Check each line of the records below and collect those holding "thickness".

--- Begin Data records ---

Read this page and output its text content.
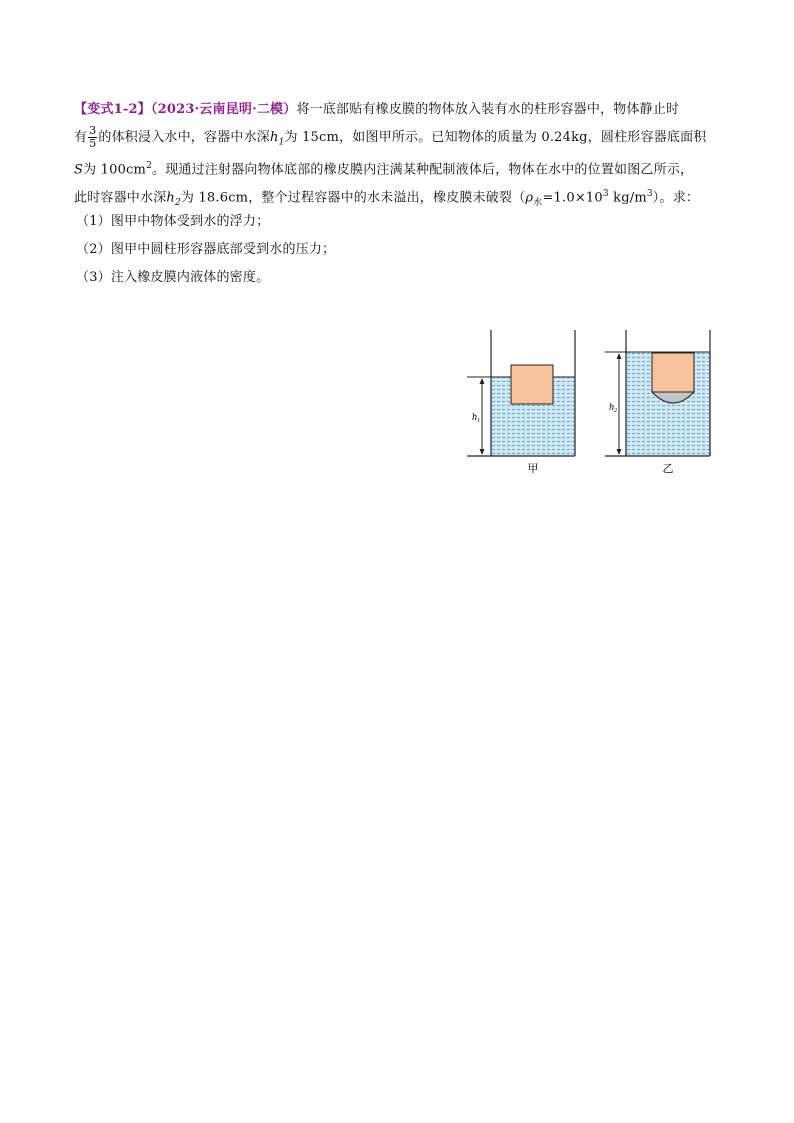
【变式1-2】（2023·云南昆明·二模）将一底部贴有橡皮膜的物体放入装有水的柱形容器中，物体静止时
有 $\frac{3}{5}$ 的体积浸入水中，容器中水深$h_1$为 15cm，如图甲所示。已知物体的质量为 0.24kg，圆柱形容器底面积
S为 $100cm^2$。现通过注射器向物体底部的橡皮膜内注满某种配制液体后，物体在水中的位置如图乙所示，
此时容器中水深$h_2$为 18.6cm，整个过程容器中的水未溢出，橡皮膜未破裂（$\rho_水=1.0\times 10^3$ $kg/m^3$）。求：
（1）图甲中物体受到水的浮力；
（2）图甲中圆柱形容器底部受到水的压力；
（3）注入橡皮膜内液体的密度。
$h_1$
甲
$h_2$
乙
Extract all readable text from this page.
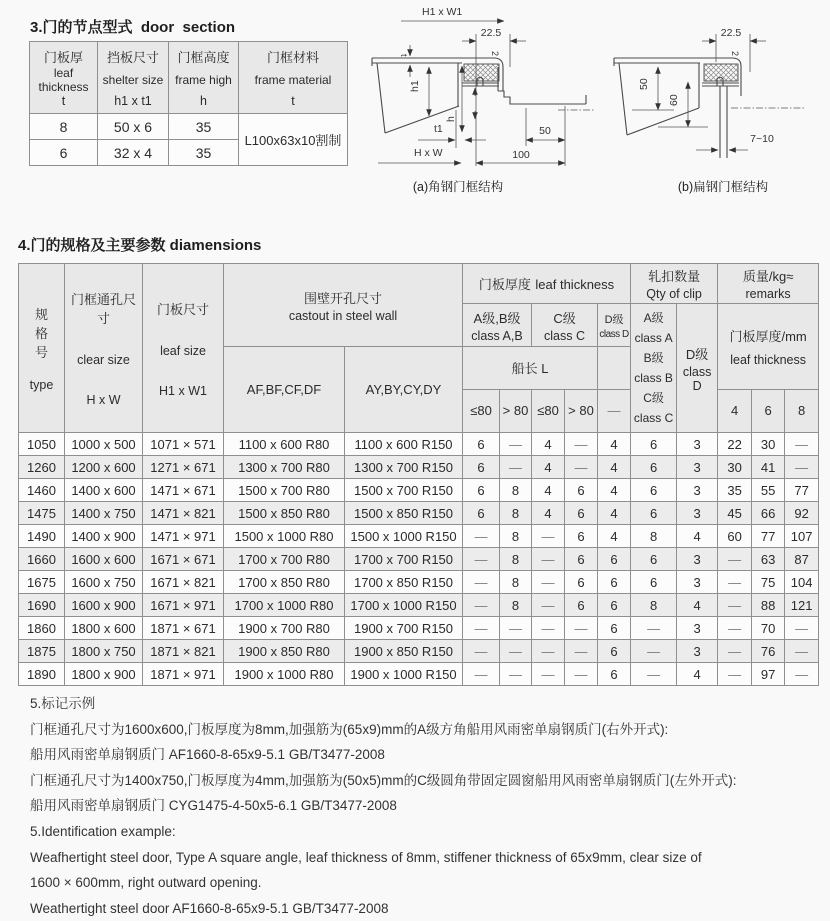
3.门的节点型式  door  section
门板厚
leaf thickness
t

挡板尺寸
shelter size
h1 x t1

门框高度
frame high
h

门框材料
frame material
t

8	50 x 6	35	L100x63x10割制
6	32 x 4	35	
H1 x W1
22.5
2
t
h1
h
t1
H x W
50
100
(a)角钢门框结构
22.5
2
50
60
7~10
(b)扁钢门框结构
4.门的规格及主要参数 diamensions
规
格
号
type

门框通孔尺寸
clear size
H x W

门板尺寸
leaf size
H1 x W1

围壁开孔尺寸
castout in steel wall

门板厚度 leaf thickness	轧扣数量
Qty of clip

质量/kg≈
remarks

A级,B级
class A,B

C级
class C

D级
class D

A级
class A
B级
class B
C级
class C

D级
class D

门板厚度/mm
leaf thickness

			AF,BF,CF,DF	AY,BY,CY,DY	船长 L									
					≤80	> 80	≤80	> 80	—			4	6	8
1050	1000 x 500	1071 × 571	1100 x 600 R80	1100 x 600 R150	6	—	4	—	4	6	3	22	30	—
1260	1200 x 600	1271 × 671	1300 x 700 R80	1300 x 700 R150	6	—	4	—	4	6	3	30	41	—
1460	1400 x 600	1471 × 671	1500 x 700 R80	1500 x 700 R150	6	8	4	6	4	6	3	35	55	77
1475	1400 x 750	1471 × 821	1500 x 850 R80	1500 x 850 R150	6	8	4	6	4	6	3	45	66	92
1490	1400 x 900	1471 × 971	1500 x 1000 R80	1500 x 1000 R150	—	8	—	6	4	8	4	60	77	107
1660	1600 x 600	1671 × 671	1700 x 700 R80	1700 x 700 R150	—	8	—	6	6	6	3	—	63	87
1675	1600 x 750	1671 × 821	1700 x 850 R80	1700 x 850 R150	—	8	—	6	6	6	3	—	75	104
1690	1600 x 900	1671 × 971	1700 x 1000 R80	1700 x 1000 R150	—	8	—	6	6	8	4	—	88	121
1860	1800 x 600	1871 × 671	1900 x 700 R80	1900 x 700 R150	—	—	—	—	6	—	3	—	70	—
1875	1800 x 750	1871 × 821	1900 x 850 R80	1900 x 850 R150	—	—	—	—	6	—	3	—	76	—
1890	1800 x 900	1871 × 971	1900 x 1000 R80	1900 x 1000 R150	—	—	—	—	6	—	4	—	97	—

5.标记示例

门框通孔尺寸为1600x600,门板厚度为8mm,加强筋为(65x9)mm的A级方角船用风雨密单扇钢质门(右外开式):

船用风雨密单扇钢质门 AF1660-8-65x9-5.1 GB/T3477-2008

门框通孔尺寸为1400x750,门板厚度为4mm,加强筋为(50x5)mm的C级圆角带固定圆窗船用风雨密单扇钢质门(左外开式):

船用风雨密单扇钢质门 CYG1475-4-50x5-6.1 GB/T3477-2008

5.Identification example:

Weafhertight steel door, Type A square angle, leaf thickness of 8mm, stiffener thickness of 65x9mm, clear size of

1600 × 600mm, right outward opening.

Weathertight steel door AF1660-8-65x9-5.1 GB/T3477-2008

--- End Data records ---

Written response
leaf thickness
门板厚度 leaf thickness	轧扣数量
leaf thickness
Weafhertight steel door, Type A square angle, leaf thickness of 8mm, stiffener thickness of 65x9mm, clear size of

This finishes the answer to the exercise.